**Supplied entries:**
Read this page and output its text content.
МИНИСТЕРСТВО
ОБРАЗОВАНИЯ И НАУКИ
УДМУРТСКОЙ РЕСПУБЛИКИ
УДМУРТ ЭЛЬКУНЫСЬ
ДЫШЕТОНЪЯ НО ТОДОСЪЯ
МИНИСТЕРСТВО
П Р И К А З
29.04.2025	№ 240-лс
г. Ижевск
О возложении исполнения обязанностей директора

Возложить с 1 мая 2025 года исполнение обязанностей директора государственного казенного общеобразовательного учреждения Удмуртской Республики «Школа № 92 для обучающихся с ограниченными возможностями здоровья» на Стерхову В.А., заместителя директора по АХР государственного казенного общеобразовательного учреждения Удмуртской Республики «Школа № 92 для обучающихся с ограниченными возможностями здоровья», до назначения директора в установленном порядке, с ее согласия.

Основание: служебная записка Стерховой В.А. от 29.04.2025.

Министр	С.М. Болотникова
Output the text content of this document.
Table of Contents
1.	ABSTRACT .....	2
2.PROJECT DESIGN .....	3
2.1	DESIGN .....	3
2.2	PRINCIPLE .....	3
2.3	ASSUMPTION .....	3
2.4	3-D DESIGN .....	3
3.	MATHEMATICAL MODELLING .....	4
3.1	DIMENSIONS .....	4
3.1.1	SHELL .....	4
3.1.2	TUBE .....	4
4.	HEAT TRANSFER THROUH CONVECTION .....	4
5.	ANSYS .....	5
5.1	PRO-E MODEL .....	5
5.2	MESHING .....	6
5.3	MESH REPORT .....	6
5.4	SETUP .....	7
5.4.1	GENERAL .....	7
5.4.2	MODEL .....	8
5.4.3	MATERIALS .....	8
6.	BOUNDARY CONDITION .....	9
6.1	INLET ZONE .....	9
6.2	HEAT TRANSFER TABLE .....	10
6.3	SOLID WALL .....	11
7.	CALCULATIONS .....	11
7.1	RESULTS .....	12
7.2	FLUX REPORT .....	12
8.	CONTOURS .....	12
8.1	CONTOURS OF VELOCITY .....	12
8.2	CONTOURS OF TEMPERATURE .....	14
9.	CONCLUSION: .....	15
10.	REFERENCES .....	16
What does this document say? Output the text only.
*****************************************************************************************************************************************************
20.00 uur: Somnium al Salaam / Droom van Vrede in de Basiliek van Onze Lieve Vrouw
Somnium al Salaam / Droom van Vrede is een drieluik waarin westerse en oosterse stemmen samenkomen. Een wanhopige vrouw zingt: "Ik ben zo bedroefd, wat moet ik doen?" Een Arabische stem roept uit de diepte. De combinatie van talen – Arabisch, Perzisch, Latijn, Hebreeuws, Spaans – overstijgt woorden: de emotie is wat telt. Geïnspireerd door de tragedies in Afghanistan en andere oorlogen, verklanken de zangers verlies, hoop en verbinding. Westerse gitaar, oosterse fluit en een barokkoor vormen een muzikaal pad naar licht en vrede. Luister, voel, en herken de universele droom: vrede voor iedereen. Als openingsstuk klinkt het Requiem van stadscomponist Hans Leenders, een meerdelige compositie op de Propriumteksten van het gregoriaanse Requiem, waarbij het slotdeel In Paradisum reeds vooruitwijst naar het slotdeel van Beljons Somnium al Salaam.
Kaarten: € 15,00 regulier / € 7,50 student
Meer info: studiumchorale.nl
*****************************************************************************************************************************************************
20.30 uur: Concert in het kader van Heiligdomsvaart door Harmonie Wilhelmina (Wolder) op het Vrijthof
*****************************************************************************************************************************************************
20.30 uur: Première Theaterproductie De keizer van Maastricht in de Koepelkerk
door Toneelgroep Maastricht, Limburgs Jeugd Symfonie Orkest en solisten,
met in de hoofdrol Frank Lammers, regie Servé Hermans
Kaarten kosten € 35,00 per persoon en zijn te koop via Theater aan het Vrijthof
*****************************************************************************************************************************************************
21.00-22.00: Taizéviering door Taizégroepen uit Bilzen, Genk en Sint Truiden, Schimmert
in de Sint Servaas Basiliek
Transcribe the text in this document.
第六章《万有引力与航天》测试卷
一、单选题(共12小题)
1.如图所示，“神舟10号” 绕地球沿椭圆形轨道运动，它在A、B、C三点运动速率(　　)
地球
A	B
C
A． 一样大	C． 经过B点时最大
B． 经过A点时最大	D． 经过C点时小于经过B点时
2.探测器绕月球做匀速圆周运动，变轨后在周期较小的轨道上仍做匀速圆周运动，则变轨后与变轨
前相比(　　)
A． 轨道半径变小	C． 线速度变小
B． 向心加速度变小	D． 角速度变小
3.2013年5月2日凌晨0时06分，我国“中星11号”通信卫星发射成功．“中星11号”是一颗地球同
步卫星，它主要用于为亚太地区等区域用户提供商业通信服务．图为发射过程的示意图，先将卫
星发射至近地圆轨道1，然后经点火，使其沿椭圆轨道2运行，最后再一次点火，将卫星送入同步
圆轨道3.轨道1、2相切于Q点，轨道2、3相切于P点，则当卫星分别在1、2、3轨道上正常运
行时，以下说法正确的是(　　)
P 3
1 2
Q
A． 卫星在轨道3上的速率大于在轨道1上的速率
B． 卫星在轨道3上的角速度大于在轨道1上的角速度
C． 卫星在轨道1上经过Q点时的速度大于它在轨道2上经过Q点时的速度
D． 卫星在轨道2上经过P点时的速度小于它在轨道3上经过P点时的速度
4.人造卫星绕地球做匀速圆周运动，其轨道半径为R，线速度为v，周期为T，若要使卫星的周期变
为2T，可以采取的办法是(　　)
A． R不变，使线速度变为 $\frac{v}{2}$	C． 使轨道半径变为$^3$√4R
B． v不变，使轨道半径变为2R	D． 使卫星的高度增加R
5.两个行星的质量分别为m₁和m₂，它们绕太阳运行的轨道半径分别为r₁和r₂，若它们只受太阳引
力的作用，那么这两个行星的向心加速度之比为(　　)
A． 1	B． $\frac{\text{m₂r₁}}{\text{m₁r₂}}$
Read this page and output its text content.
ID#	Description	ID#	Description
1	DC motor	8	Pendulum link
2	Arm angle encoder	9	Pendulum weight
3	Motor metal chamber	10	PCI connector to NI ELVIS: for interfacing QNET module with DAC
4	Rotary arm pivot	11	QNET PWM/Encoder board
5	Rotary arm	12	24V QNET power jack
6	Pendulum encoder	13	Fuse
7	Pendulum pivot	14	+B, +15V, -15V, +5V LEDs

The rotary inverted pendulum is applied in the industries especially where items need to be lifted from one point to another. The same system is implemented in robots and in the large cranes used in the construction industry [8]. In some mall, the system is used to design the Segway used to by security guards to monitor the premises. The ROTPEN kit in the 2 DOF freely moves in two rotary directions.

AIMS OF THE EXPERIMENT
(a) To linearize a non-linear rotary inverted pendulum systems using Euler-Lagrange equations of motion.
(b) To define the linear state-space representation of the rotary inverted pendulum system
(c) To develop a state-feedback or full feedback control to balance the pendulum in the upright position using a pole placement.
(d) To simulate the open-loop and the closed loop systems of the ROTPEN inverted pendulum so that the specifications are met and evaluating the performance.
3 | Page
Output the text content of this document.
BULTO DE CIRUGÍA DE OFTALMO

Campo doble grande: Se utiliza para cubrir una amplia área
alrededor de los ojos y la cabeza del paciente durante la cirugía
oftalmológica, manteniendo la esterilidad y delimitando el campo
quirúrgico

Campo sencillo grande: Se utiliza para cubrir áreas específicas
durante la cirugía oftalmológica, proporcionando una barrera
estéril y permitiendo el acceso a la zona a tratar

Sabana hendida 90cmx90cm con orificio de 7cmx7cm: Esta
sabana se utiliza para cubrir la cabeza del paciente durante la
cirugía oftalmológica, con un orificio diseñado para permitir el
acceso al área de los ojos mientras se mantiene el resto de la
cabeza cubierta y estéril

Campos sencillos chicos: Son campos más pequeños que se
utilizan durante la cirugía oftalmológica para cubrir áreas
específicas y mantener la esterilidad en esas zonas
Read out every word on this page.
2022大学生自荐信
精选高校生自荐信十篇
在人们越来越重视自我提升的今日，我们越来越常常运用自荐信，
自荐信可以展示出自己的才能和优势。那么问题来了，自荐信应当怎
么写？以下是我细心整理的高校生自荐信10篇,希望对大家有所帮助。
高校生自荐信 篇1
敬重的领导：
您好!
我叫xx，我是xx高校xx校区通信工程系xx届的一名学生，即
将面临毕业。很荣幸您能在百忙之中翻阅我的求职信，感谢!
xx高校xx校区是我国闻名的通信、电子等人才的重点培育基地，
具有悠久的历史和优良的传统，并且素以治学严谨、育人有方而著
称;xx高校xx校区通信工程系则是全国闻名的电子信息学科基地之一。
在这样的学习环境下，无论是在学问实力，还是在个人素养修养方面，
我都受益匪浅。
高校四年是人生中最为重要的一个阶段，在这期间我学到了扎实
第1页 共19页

**Stated task:** Collect each line of the entries that has the word "frac", copying it in full.

**Exercise answer:**
A． R不变，使线速度变为 $\frac{v}{2}$	C． 使轨道半径变为$^3$√4R
A． 1	B． $\frac{\text{m₂r₁}}{\text{m₁r₂}}$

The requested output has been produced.